- _Do this_
In the post about Excel report outlines, which spreadsheet feature lets a long report be broken into sections?
-------- Text extract --------
As our business grows, our needs to analyse and understand it grow even faster. This means we must get better at generating reports so that more people can use them with less effort. One tool for improving long reports is to break them up in sections. In Excel spreadsheets, this can be done with the outline feature. This post looks at how we made the axlsx
gem show outlines the way we wanted.
This is a simple example of a table with 3 rows of detailed data and their sums at the end:
We can press the minus-in-a-box to collapse the detail:
With 10 sections like this in a report, the reader has the option to look at all the details or only an overview—with all the data fitting on one screen. The example was created using this snippet which should be fairly straight forward:
xls(name: "sums_below.xlsx") do |sheet|
sheet.add_row ["Lorem ipsum", 123, 234, 345]
sheet.add_row ["Lorem ipsum", 321, 432, 543]
sheet.add_row ["Lorem ipsum", 345, 456, 567]
sheet.add_row [
"Sums:", "=SUM(B1:B3)", "=SUM(C1:C3)", "=SUM(D1:D3)",
]
# Set rows R1 to R3 (zero-based: 0 to 2) to
# outline level 1 and do not hide them.
sheet.outline_level_rows(0, 2, 1, false)
end
Please ignore the xls helper function for the moment, but note that it uses the Axlsx gem which is a great tool.
Now, for various reasons I want the sums above the data instead of below, so I change the code:
xls(name: "sums_above.xlsx") do |sheet|
sheet.add_row [
"Sums:", "=SUM(B2:B4)", "=SUM(C2:C4)", "=SUM(D2:D4)",
]
sheet.add_row ["Lorem ipsum", 123, 234, 345]
sheet.add_row ["Lorem ipsum", 321, 432, 543]
sheet.add_row ["Lorem ipsum", 345, 456, 567]
sheet.outline_level_rows(1, 3, 1, false)
-------- Given data --------
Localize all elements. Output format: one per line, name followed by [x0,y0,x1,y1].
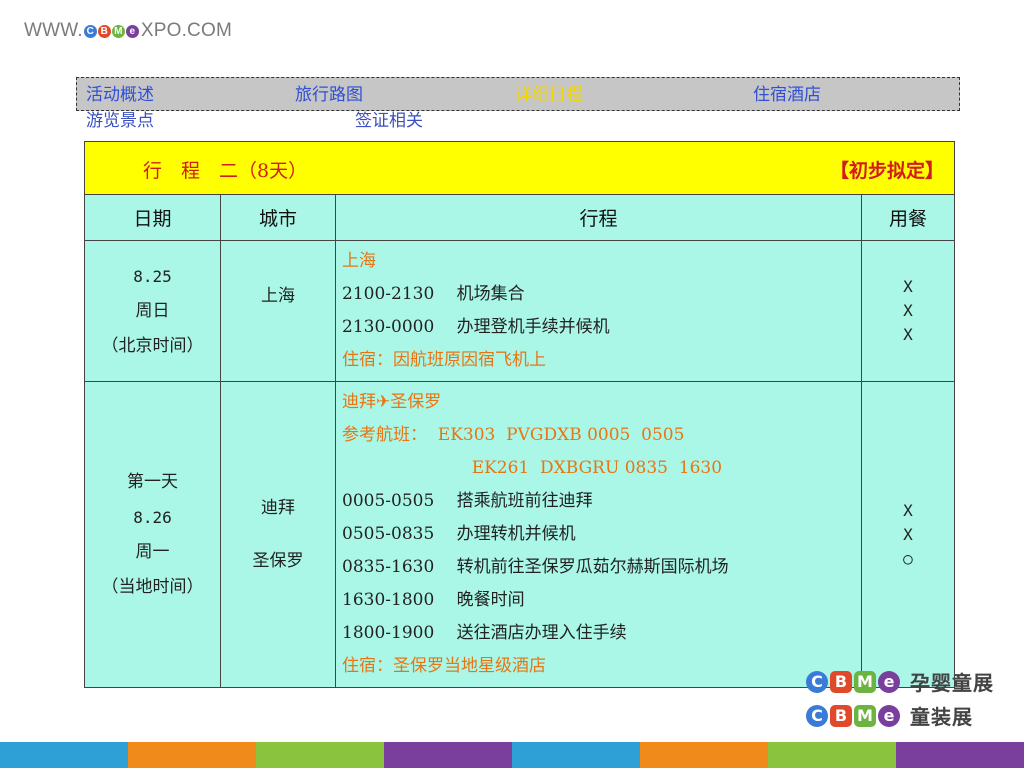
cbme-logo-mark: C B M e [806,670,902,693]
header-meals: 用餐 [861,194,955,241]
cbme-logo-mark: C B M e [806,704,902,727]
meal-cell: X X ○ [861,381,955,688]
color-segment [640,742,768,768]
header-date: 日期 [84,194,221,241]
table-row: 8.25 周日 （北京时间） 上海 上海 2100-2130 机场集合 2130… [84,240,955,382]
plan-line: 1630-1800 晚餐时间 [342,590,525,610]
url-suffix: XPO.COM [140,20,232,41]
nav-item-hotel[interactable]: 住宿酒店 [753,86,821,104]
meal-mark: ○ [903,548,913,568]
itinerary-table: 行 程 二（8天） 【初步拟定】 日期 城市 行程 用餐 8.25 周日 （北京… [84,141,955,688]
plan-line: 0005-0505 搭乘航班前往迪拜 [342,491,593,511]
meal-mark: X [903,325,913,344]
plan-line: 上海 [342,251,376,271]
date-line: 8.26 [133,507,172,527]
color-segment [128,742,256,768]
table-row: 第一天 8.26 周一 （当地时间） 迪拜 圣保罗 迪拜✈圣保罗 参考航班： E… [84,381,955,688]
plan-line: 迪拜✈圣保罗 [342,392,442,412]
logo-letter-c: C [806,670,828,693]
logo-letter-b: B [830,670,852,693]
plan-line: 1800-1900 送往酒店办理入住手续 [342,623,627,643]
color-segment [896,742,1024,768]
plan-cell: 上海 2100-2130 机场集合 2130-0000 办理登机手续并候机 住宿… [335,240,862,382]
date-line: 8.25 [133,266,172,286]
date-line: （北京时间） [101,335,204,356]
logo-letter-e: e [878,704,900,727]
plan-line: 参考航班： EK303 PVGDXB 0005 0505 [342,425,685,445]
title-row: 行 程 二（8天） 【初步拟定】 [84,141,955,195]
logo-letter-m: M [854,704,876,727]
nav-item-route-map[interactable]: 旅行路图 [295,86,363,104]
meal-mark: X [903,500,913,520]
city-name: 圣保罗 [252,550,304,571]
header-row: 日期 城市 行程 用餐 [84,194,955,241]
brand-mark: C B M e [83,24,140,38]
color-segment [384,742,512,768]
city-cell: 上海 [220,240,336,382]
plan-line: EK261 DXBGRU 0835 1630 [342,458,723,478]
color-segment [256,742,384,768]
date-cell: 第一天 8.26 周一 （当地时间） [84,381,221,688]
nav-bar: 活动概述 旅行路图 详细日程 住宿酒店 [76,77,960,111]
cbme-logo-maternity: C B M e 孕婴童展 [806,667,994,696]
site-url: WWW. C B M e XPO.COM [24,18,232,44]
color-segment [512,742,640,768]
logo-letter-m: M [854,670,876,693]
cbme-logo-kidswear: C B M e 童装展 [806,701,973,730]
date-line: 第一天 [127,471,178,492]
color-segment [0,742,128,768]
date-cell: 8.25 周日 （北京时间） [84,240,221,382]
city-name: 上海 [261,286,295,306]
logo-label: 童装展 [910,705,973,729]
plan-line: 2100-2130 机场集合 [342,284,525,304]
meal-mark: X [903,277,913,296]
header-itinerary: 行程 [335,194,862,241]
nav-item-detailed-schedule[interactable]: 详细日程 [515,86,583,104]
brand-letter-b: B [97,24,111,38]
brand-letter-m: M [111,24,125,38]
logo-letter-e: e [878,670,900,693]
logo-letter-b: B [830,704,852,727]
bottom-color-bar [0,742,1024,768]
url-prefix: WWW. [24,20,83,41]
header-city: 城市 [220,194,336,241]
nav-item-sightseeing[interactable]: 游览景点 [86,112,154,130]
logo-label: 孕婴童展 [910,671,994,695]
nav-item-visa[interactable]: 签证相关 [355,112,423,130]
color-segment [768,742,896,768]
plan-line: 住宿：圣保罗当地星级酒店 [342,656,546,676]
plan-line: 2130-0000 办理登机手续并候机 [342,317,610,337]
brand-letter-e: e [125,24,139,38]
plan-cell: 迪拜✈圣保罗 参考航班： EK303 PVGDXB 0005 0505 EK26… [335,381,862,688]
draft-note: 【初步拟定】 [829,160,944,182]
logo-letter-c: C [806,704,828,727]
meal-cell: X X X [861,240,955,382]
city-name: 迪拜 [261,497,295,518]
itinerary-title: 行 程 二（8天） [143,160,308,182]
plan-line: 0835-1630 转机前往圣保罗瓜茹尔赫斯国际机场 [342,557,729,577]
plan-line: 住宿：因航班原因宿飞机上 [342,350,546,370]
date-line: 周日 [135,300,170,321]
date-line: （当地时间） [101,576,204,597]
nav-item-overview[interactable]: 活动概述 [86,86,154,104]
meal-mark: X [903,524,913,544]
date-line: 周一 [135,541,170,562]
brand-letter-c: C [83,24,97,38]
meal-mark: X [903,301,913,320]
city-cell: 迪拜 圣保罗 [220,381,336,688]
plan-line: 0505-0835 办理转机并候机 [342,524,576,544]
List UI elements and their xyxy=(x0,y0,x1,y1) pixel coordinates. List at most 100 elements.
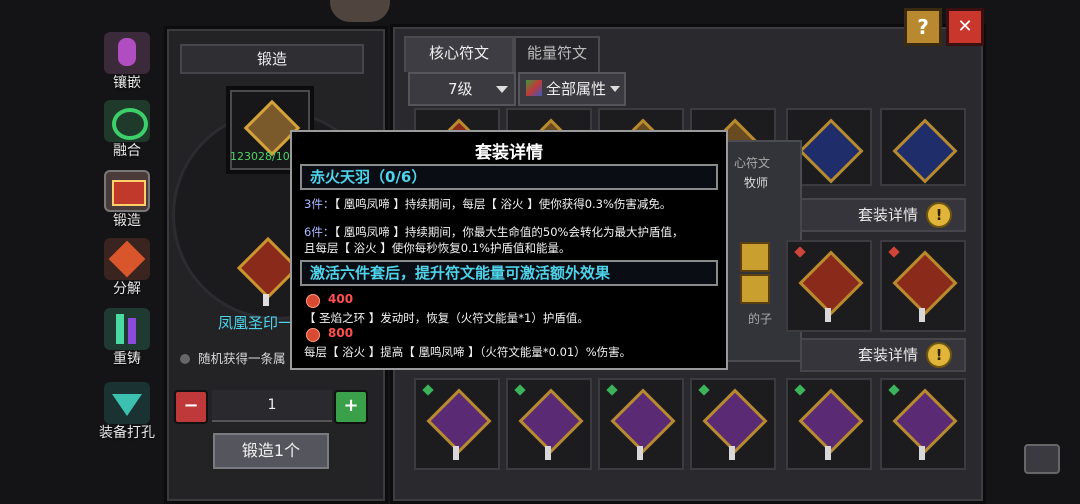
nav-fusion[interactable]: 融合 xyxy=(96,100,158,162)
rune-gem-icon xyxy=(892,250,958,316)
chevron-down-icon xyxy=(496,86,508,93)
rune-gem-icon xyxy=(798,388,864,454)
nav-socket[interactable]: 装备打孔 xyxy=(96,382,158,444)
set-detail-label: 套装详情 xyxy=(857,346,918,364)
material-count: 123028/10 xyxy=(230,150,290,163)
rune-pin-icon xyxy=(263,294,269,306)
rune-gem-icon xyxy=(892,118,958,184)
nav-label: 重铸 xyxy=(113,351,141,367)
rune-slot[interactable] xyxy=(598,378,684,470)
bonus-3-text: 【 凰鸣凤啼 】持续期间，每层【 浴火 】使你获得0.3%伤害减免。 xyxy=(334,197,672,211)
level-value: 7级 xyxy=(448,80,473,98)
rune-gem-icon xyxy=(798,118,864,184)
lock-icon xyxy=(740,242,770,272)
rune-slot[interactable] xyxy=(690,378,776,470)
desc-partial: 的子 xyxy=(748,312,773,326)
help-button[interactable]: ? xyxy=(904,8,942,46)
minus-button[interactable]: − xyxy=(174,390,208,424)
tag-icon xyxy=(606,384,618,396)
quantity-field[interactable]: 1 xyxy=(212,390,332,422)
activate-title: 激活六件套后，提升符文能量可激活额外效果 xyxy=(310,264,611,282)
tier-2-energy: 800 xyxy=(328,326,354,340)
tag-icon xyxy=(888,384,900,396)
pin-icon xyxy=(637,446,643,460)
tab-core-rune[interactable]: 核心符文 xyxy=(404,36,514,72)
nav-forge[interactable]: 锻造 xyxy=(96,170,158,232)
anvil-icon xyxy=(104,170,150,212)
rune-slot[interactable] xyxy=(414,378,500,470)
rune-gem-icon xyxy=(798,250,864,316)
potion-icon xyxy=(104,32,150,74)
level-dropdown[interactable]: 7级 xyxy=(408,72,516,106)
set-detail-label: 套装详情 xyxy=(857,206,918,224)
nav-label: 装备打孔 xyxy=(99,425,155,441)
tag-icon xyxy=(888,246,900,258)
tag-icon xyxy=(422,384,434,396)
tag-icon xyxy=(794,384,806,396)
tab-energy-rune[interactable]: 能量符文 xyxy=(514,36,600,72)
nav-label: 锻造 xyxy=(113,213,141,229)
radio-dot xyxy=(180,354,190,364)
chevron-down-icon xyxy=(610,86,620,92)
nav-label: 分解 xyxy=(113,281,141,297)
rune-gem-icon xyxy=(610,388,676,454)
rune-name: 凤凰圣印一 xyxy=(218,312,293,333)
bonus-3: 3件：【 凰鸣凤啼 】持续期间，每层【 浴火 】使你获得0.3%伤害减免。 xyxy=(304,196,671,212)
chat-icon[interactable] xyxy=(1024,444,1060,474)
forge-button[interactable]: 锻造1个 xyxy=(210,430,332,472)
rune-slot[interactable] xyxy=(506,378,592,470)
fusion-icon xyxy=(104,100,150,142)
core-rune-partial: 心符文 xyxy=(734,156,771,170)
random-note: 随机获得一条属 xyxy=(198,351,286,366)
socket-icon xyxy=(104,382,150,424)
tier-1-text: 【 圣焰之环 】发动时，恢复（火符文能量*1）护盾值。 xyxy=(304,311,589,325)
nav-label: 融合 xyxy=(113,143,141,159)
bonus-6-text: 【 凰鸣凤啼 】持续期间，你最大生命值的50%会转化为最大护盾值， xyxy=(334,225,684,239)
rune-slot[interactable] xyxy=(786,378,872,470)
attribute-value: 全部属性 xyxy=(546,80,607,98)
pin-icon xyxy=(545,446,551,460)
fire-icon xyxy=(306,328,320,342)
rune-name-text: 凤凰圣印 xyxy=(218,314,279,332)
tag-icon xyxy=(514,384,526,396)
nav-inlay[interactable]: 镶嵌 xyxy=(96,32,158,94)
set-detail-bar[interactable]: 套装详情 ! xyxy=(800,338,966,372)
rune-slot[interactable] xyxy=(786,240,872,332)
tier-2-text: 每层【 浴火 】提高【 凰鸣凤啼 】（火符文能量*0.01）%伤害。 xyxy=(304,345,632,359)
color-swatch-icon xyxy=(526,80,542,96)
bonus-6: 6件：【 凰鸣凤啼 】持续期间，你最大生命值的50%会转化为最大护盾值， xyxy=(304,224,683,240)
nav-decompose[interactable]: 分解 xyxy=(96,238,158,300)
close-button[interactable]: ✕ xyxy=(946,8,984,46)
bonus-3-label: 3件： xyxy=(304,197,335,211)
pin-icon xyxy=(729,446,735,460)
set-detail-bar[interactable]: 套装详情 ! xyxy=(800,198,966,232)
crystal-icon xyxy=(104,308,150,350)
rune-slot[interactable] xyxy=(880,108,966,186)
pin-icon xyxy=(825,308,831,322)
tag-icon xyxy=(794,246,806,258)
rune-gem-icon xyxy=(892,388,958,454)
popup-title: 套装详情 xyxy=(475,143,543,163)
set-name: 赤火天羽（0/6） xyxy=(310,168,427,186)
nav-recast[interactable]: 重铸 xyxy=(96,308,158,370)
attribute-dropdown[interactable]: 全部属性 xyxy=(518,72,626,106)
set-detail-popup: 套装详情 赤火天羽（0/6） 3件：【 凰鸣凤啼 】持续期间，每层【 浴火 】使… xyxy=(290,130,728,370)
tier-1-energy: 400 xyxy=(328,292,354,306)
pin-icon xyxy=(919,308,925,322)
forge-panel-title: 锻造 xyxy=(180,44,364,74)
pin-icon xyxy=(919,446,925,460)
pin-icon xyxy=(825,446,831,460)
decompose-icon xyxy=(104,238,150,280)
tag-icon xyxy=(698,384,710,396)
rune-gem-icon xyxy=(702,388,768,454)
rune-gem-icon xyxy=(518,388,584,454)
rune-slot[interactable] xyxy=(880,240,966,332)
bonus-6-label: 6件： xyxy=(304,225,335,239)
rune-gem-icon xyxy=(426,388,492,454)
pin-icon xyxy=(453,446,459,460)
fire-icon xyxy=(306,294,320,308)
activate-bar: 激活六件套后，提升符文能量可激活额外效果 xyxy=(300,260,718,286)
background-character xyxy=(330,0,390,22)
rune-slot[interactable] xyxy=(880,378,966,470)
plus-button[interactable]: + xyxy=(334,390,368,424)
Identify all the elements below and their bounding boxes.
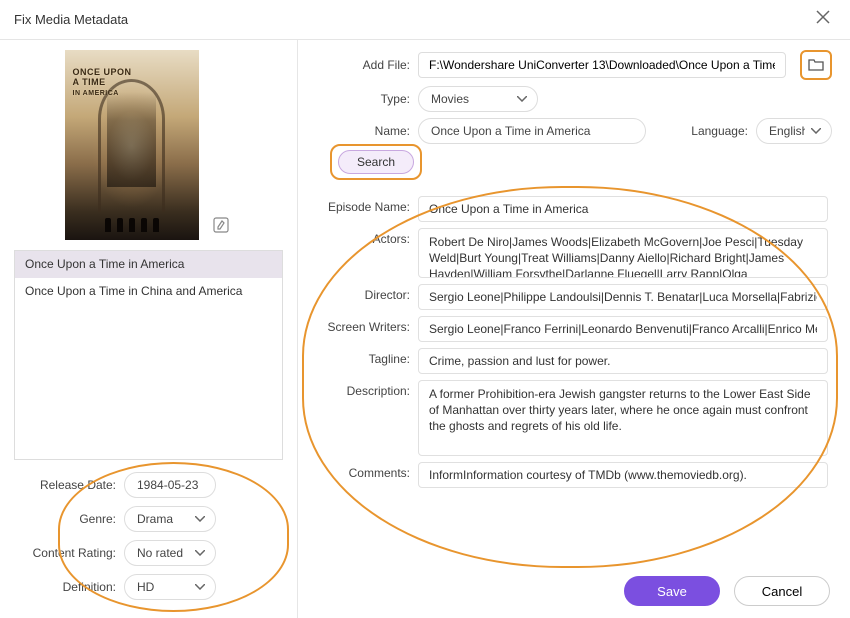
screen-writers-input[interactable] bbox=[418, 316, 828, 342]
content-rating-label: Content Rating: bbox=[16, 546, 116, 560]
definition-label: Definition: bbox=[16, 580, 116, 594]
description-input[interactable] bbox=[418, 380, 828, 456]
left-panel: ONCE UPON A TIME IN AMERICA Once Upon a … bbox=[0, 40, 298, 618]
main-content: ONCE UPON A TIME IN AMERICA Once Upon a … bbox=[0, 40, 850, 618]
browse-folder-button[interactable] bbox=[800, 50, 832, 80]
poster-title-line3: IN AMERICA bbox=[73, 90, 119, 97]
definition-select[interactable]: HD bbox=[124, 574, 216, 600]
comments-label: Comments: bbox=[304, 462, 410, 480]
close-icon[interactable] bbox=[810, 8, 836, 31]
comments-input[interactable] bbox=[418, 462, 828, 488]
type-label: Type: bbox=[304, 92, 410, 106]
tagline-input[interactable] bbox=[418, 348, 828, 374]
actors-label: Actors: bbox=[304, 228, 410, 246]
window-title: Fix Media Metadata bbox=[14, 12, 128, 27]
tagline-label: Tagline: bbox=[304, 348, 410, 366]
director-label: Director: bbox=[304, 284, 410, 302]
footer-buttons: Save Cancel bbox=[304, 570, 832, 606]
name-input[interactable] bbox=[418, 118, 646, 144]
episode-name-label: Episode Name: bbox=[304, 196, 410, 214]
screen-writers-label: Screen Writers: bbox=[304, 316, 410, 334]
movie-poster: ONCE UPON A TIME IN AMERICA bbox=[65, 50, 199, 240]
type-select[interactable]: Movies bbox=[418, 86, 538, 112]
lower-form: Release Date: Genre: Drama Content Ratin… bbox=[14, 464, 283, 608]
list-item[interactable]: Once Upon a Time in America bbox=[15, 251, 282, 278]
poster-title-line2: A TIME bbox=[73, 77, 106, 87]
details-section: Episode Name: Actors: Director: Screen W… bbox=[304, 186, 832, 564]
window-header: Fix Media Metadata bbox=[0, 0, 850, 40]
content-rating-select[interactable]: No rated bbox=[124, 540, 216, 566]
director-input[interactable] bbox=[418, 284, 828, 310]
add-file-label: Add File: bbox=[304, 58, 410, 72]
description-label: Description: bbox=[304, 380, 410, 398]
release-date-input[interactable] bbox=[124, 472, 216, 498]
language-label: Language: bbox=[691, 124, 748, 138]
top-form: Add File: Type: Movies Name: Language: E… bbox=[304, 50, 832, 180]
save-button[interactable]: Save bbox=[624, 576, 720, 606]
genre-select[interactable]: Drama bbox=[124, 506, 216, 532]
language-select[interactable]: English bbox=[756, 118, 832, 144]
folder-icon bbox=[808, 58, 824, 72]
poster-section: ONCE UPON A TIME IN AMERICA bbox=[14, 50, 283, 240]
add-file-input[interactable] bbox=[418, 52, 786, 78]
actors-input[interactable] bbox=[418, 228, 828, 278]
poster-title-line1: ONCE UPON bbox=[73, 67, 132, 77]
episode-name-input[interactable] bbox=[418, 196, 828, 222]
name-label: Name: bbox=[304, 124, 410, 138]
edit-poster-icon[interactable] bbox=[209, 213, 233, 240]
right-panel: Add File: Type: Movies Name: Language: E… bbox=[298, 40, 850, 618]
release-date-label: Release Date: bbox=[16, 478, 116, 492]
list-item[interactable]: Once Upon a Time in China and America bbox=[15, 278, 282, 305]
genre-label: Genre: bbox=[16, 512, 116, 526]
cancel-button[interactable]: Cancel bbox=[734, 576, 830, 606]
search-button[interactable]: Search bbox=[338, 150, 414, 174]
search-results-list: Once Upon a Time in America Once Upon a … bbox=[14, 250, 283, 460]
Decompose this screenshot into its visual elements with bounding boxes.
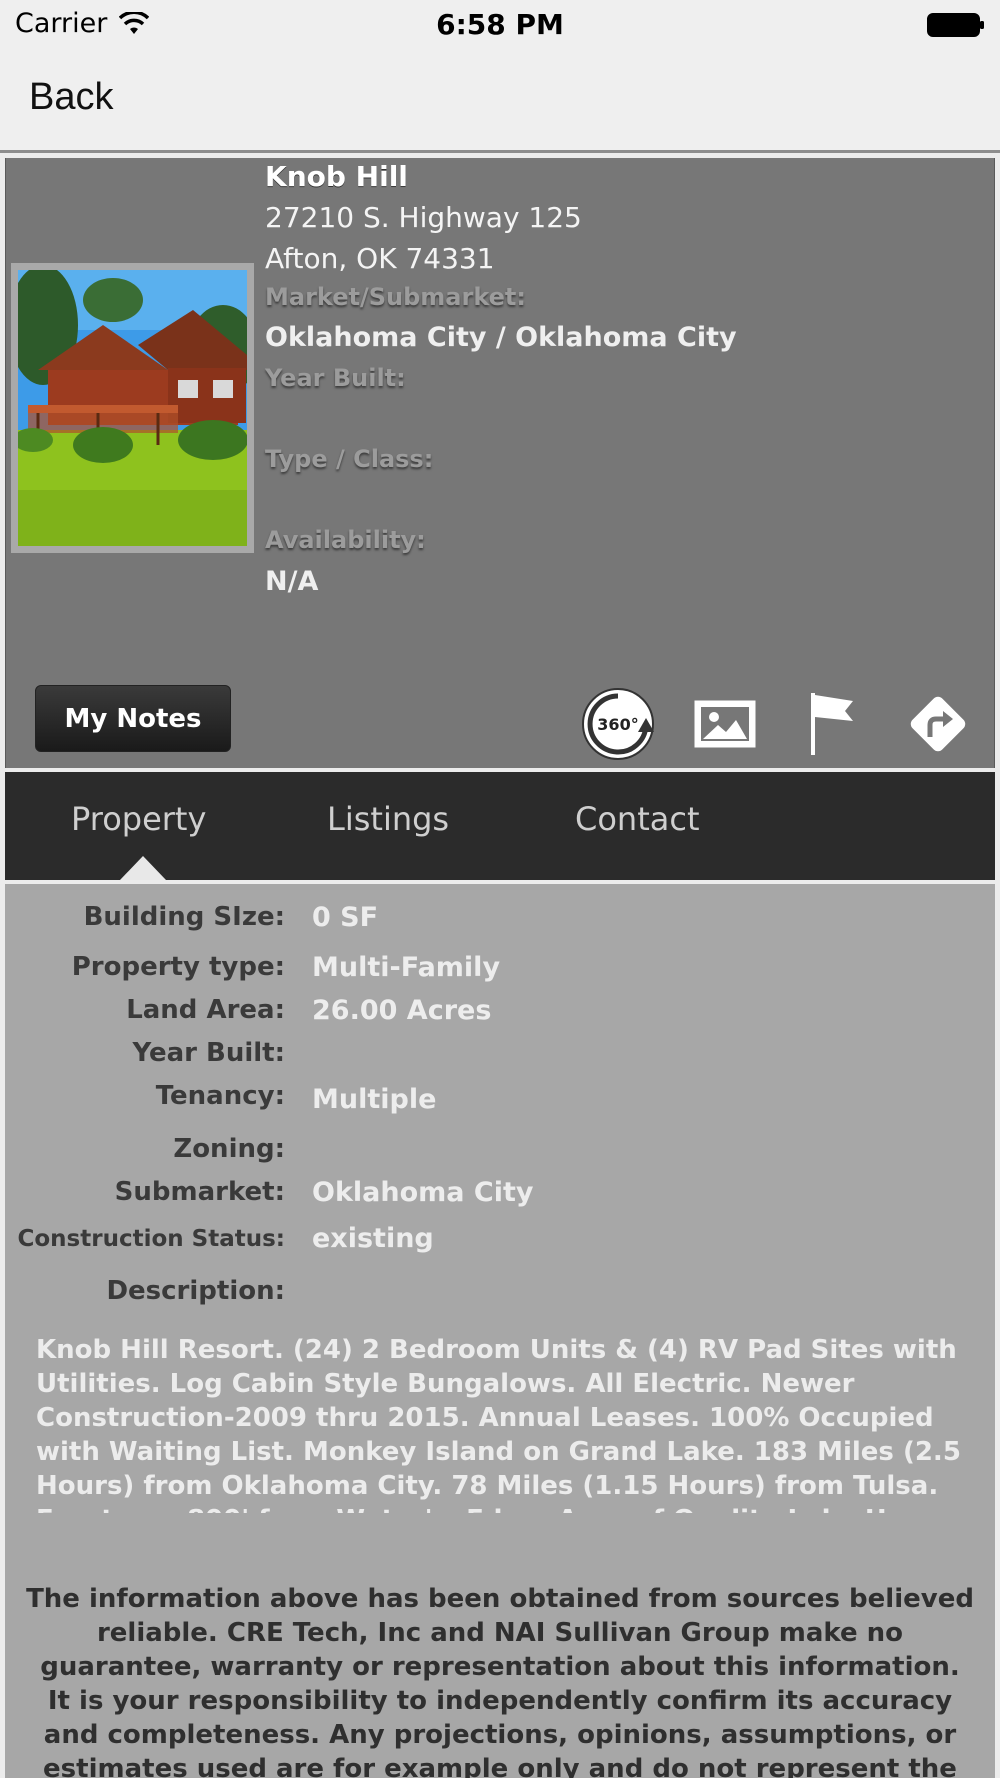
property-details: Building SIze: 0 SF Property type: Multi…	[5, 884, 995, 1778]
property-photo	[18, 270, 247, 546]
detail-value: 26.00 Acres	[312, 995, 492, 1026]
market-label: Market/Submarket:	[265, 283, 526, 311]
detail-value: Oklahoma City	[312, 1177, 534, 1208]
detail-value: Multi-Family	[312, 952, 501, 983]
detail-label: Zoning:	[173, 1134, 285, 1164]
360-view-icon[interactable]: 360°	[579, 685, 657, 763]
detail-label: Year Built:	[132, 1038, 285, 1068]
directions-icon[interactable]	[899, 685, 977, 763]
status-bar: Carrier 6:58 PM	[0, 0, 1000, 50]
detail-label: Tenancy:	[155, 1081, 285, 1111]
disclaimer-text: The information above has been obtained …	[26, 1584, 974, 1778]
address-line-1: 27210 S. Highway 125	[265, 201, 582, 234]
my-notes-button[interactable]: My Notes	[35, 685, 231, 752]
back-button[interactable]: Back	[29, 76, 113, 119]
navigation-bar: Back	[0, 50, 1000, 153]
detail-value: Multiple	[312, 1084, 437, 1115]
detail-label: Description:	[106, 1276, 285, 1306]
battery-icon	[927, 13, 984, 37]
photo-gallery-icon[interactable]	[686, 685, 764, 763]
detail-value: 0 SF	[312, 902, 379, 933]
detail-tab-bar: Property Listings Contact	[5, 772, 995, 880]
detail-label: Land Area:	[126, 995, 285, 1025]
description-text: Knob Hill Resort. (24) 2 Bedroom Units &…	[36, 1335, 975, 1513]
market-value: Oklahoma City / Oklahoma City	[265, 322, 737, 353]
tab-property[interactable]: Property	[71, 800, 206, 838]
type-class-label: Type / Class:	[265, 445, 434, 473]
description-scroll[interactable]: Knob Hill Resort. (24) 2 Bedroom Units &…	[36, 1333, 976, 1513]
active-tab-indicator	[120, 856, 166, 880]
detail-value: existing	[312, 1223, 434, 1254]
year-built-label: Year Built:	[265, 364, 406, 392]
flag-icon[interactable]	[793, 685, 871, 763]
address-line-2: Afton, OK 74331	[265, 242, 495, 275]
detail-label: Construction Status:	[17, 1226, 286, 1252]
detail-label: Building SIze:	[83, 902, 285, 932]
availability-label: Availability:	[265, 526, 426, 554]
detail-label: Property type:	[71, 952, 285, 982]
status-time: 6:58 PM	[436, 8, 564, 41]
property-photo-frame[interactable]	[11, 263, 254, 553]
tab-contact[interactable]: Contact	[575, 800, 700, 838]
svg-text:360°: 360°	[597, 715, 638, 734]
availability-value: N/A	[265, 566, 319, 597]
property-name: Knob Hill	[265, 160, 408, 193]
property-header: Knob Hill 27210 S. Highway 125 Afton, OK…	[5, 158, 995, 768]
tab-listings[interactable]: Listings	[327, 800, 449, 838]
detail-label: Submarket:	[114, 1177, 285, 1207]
--------
- _The result_
The outline feature.